## Provided data
__________

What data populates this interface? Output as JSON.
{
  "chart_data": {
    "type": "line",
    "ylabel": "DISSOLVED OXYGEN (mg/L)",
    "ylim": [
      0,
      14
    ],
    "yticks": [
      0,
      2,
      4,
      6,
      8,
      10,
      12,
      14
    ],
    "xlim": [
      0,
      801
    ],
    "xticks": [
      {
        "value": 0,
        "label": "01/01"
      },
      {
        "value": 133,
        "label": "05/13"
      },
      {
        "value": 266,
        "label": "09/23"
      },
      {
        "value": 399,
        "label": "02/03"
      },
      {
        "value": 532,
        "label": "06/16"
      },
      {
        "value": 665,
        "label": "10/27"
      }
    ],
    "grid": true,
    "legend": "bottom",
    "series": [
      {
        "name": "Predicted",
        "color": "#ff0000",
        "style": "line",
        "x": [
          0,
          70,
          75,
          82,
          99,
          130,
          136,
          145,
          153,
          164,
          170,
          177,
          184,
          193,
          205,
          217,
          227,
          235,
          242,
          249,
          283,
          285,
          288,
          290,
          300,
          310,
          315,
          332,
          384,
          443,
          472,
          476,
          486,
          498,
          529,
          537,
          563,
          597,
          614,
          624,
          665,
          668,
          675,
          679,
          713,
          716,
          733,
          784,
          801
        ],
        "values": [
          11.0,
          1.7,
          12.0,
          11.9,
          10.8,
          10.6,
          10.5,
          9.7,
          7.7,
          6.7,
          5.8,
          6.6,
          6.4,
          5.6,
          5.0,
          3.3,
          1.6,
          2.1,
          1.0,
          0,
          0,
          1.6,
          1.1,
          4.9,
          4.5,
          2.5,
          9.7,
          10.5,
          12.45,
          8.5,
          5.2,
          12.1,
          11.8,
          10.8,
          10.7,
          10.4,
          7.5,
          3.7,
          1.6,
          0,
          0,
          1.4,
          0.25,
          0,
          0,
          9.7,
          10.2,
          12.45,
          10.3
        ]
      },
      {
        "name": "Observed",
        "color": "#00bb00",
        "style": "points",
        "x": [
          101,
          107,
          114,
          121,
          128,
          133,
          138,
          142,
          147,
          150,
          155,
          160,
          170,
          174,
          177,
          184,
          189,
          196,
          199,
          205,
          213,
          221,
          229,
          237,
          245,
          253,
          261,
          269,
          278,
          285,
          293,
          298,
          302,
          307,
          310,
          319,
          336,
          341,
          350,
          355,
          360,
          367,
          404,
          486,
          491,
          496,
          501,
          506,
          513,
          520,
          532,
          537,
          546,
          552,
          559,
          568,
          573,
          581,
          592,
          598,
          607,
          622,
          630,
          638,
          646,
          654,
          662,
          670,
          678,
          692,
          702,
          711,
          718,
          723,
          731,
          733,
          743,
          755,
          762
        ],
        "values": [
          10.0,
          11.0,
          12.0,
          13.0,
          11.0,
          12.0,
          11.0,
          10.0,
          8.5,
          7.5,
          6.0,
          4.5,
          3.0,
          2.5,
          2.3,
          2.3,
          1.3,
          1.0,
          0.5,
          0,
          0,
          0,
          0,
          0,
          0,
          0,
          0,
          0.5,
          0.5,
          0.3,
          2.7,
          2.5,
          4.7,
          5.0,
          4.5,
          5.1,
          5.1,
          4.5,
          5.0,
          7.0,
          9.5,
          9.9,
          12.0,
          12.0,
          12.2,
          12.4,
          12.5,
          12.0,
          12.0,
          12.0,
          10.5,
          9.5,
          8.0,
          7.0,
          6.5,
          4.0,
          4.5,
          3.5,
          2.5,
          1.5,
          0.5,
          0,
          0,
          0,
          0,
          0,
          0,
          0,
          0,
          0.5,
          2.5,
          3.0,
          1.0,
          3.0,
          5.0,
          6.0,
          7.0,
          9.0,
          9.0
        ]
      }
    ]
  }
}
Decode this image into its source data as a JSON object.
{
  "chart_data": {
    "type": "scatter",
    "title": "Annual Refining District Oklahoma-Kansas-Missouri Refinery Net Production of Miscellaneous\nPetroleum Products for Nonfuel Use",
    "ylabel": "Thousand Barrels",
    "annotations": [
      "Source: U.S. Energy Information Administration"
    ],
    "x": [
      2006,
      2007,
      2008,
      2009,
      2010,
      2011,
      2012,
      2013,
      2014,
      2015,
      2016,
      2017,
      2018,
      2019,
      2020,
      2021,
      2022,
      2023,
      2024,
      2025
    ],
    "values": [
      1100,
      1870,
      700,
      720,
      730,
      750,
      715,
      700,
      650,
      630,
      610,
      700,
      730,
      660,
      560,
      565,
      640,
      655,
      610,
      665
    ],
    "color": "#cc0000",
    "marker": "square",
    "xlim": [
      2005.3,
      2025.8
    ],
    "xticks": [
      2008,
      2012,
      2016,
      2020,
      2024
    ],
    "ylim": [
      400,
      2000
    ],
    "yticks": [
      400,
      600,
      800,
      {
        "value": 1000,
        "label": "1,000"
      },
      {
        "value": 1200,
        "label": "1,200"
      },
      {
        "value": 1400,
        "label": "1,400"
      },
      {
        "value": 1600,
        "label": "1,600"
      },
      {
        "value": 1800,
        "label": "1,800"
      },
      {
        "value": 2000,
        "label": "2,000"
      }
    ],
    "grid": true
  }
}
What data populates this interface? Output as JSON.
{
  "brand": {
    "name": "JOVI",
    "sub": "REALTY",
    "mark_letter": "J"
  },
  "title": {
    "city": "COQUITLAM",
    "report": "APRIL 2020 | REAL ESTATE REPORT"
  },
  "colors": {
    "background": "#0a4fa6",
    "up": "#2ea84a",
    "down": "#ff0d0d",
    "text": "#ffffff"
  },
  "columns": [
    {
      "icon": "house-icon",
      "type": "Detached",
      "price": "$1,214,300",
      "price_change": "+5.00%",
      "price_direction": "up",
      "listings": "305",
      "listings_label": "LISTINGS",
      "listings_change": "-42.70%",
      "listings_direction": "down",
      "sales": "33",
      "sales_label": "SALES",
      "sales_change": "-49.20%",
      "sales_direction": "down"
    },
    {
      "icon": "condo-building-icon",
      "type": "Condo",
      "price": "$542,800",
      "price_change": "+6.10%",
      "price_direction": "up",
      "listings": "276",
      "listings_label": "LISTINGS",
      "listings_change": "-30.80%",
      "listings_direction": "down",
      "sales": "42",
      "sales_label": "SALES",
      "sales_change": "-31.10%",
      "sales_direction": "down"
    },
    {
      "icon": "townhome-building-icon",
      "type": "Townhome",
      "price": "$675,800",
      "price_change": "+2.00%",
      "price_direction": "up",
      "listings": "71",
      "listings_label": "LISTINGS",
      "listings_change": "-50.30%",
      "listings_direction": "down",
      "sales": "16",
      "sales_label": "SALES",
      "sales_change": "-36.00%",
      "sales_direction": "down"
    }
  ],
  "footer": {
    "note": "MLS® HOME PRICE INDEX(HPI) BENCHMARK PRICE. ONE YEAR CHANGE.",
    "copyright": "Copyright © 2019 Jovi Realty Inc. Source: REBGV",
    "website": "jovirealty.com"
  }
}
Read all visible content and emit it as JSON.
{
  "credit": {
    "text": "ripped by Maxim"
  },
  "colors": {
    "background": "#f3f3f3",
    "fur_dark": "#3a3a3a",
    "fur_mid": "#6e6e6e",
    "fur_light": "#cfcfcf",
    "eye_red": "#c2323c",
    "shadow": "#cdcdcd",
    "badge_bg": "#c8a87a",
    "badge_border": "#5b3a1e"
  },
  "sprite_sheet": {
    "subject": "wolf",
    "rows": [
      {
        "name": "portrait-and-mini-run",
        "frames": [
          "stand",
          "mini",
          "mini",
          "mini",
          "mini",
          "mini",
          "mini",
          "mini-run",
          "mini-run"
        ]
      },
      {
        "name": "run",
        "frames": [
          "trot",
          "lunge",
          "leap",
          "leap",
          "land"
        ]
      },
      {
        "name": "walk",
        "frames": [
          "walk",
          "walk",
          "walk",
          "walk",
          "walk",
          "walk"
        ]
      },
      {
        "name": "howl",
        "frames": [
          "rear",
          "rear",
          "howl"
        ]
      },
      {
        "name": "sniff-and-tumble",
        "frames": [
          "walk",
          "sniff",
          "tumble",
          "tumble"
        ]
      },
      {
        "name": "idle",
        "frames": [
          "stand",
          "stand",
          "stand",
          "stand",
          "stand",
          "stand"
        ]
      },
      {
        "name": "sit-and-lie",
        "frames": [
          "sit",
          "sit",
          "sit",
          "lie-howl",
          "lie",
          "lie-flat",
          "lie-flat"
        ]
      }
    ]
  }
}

__________

## The request
Which lines include the word "background"? List them all.

## Written solution
    "background": "#0a4fa6",
    "background": "#f3f3f3",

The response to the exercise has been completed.